* begin DATA PROVIDED *

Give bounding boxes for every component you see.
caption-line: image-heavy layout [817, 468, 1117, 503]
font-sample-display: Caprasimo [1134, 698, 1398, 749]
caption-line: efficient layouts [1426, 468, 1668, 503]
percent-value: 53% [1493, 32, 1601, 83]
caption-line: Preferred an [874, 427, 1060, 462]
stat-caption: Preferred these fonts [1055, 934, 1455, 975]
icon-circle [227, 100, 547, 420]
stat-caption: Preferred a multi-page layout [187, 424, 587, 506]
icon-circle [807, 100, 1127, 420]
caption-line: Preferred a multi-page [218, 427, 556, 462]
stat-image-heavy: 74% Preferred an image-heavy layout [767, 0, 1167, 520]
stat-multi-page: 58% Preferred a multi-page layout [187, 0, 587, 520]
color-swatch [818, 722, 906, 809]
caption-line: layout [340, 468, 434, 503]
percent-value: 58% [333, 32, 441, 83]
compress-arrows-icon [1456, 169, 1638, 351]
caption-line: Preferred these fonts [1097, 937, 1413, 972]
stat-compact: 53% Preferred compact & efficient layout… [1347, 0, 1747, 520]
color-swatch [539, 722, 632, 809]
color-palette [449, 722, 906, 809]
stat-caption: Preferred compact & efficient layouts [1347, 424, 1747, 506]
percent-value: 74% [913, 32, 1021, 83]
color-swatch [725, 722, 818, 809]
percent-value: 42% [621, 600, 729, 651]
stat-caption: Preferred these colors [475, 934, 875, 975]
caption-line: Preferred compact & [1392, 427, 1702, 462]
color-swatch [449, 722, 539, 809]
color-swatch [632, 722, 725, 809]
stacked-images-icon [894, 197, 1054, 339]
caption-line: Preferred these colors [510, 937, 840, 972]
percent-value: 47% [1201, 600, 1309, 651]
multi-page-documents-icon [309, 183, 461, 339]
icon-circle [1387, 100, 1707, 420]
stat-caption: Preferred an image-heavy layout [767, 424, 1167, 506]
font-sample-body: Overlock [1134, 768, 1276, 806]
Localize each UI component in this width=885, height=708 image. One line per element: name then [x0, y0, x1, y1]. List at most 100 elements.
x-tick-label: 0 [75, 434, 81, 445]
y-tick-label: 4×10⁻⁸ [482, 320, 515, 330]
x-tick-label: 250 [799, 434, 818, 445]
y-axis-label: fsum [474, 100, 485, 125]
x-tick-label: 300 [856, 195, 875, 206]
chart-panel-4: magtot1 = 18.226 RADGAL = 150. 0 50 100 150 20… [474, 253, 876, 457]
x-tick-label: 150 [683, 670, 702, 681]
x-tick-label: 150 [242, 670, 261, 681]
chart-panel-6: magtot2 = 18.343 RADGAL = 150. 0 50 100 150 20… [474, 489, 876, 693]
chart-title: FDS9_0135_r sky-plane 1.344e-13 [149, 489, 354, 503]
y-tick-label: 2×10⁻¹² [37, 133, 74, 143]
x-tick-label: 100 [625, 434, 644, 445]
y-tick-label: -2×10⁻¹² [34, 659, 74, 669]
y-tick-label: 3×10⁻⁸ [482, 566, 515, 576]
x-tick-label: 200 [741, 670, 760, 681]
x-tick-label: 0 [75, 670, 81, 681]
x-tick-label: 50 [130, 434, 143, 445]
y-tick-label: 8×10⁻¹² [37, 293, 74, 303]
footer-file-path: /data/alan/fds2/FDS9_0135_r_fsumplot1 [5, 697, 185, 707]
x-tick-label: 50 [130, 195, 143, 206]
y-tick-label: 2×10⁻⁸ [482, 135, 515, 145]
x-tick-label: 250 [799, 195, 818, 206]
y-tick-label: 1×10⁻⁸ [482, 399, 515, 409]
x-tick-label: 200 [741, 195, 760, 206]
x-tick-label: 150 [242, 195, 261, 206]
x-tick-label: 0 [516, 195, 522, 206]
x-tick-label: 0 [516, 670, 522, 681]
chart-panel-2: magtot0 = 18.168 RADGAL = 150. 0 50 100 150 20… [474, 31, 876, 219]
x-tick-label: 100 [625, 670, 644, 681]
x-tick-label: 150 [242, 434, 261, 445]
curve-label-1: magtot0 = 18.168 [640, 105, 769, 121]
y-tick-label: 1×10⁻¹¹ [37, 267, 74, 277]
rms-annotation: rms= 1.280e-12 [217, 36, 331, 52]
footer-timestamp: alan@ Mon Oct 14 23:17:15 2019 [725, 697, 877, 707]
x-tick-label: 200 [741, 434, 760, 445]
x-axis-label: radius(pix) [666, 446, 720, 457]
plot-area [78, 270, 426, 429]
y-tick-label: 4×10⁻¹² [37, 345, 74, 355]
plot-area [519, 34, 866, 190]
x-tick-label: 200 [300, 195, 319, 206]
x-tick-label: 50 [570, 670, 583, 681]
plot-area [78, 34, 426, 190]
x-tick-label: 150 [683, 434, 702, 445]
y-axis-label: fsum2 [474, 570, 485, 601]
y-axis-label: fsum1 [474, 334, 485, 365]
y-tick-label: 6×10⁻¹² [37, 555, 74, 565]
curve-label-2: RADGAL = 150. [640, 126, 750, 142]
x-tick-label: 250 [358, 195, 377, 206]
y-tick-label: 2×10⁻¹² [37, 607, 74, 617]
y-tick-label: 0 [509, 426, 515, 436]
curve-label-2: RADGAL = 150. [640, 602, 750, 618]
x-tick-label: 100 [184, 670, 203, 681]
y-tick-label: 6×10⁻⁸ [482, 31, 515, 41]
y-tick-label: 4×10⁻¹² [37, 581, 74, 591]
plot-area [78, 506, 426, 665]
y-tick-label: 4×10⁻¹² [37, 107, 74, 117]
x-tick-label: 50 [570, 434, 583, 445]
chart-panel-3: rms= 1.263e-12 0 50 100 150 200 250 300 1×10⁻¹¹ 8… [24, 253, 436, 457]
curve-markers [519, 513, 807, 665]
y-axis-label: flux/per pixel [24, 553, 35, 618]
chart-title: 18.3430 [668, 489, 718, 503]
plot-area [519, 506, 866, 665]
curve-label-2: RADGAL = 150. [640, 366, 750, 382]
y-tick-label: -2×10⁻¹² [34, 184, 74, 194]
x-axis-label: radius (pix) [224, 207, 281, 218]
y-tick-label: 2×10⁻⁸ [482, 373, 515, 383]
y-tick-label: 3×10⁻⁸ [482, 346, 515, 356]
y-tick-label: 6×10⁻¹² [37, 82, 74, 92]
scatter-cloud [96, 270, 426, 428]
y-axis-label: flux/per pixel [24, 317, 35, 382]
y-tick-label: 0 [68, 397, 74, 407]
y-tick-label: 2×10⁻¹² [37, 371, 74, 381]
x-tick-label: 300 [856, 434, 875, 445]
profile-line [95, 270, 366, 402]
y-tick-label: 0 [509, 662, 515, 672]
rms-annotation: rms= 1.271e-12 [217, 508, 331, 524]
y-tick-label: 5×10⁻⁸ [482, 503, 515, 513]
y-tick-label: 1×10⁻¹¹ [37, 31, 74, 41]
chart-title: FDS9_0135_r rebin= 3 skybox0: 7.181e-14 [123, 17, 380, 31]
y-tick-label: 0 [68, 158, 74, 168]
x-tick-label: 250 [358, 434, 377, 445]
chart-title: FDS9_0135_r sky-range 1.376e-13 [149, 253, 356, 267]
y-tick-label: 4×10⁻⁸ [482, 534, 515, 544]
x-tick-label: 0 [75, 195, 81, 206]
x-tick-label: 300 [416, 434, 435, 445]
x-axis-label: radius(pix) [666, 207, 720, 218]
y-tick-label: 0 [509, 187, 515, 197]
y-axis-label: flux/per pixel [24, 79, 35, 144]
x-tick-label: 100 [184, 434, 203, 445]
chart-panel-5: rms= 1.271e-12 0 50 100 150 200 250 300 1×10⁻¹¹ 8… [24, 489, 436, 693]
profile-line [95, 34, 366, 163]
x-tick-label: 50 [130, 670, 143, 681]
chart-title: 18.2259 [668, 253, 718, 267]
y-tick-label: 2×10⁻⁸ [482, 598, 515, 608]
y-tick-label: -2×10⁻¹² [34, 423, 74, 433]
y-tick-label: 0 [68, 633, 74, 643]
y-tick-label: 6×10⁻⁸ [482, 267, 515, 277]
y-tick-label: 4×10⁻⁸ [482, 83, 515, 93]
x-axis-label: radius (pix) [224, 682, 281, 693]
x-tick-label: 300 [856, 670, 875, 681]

* end DATA PROVIDED *

▶ WHAT THE TASK REQUIRES
Can you reproduce the listing above word for word, starting with its first line and going down to the line containing "percent-value: 53% [1493, 32, 1601, 83]", with both of those lines included?

▶ RESULT
Give bounding boxes for every component you see.
caption-line: image-heavy layout [817, 468, 1117, 503]
font-sample-display: Caprasimo [1134, 698, 1398, 749]
caption-line: efficient layouts [1426, 468, 1668, 503]
percent-value: 53% [1493, 32, 1601, 83]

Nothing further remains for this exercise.